▶ DIRECTIONS FOR THIS TASK: Reproduce every line of the entries below without altering anything.

▶ EXTRACTED ENTRIES:
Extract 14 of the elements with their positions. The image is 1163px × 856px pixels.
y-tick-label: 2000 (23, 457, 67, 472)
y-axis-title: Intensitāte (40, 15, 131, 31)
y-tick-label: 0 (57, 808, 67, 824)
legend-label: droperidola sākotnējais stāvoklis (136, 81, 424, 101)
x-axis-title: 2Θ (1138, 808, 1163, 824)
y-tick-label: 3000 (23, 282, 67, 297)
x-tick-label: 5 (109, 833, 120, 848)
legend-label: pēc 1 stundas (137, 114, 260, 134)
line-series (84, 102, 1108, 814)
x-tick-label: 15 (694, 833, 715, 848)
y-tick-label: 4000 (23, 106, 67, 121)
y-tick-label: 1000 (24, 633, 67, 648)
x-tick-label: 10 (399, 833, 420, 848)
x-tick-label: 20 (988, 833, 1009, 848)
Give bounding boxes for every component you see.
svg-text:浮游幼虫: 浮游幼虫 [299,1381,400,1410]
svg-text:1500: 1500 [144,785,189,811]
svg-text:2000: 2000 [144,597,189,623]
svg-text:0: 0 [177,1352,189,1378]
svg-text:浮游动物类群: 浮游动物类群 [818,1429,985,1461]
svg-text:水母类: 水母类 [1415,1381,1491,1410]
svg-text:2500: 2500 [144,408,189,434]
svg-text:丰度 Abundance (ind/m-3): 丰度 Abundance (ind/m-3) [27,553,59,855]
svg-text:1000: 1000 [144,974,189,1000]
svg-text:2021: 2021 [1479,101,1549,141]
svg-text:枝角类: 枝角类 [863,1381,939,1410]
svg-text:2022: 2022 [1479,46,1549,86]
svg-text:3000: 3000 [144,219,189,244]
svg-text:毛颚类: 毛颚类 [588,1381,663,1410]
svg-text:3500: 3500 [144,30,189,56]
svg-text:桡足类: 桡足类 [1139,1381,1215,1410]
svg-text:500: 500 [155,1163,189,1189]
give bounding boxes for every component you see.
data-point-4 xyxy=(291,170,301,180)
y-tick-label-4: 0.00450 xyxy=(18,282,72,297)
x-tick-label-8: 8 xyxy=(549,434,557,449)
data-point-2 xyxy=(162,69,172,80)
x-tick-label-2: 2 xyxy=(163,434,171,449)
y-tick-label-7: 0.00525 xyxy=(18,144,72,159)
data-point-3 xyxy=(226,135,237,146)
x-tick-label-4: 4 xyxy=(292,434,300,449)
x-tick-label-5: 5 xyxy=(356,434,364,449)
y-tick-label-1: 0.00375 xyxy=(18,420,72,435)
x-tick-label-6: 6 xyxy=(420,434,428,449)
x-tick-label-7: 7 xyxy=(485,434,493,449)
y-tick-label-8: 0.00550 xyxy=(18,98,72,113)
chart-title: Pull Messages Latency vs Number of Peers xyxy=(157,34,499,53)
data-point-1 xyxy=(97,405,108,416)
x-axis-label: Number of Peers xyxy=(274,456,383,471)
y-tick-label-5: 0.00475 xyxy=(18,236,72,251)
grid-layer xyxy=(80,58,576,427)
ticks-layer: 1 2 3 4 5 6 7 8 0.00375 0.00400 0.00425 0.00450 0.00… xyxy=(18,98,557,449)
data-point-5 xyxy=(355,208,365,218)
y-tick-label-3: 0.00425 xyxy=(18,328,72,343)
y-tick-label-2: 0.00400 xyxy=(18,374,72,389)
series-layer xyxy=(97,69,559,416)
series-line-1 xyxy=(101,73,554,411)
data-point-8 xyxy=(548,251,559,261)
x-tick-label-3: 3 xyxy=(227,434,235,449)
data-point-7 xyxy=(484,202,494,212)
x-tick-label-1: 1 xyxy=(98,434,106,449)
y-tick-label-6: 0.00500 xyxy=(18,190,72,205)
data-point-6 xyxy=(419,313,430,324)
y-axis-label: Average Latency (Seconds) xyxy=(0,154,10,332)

▶ RESPONSE TO THE TASK:
Extract 14 of the elements with their positions. The image is 1163px × 856px pixels.
y-tick-label: 2000 (23, 457, 67, 472)
y-axis-title: Intensitāte (40, 15, 131, 31)
y-tick-label: 0 (57, 808, 67, 824)
legend-label: droperidola sākotnējais stāvoklis (136, 81, 424, 101)
x-axis-title: 2Θ (1138, 808, 1163, 824)
y-tick-label: 3000 (23, 282, 67, 297)
x-tick-label: 5 (109, 833, 120, 848)
legend-label: pēc 1 stundas (137, 114, 260, 134)
line-series (84, 102, 1108, 814)
x-tick-label: 15 (694, 833, 715, 848)
y-tick-label: 4000 (23, 106, 67, 121)
y-tick-label: 1000 (24, 633, 67, 648)
x-tick-label: 10 (399, 833, 420, 848)
x-tick-label: 20 (988, 833, 1009, 848)
Give bounding boxes for every component you see.
svg-text:浮游幼虫: 浮游幼虫 [299,1381,400,1410]
svg-text:1500: 1500 [144,785,189,811]
svg-text:2000: 2000 [144,597,189,623]
svg-text:0: 0 [177,1352,189,1378]
svg-text:浮游动物类群: 浮游动物类群 [818,1429,985,1461]
svg-text:水母类: 水母类 [1415,1381,1491,1410]
svg-text:2500: 2500 [144,408,189,434]
svg-text:丰度 Abundance (ind/m-3): 丰度 Abundance (ind/m-3) [27,553,59,855]
svg-text:1000: 1000 [144,974,189,1000]
svg-text:2021: 2021 [1479,101,1549,141]
svg-text:枝角类: 枝角类 [863,1381,939,1410]
svg-text:2022: 2022 [1479,46,1549,86]
svg-text:3000: 3000 [144,219,189,244]
svg-text:毛颚类: 毛颚类 [588,1381,663,1410]
svg-text:3500: 3500 [144,30,189,56]
svg-text:桡足类: 桡足类 [1139,1381,1215,1410]
svg-text:500: 500 [155,1163,189,1189]
give bounding boxes for every component you see.
data-point-4 xyxy=(291,170,301,180)
y-tick-label-4: 0.00450 xyxy=(18,282,72,297)
x-tick-label-8: 8 xyxy=(549,434,557,449)
data-point-2 xyxy=(162,69,172,80)
x-tick-label-2: 2 xyxy=(163,434,171,449)
y-tick-label-7: 0.00525 xyxy=(18,144,72,159)
data-point-3 xyxy=(226,135,237,146)
x-tick-label-4: 4 xyxy=(292,434,300,449)
x-tick-label-5: 5 xyxy=(356,434,364,449)
y-tick-label-1: 0.00375 xyxy=(18,420,72,435)
x-tick-label-6: 6 xyxy=(420,434,428,449)
x-tick-label-7: 7 xyxy=(485,434,493,449)
y-tick-label-8: 0.00550 xyxy=(18,98,72,113)
chart-title: Pull Messages Latency vs Number of Peers xyxy=(157,34,499,53)
data-point-1 xyxy=(97,405,108,416)
x-axis-label: Number of Peers xyxy=(274,456,383,471)
y-tick-label-5: 0.00475 xyxy=(18,236,72,251)
grid-layer xyxy=(80,58,576,427)
ticks-layer: 1 2 3 4 5 6 7 8 0.00375 0.00400 0.00425 0.00450 0.00… xyxy=(18,98,557,449)
data-point-5 xyxy=(355,208,365,218)
y-tick-label-3: 0.00425 xyxy=(18,328,72,343)
y-tick-label-2: 0.00400 xyxy=(18,374,72,389)
series-layer xyxy=(97,69,559,416)
series-line-1 xyxy=(101,73,554,411)
data-point-8 xyxy=(548,251,559,261)
x-tick-label-3: 3 xyxy=(227,434,235,449)
data-point-7 xyxy=(484,202,494,212)
x-tick-label-1: 1 xyxy=(98,434,106,449)
y-tick-label-6: 0.00500 xyxy=(18,190,72,205)
data-point-6 xyxy=(419,313,430,324)
y-axis-label: Average Latency (Seconds) xyxy=(0,154,10,332)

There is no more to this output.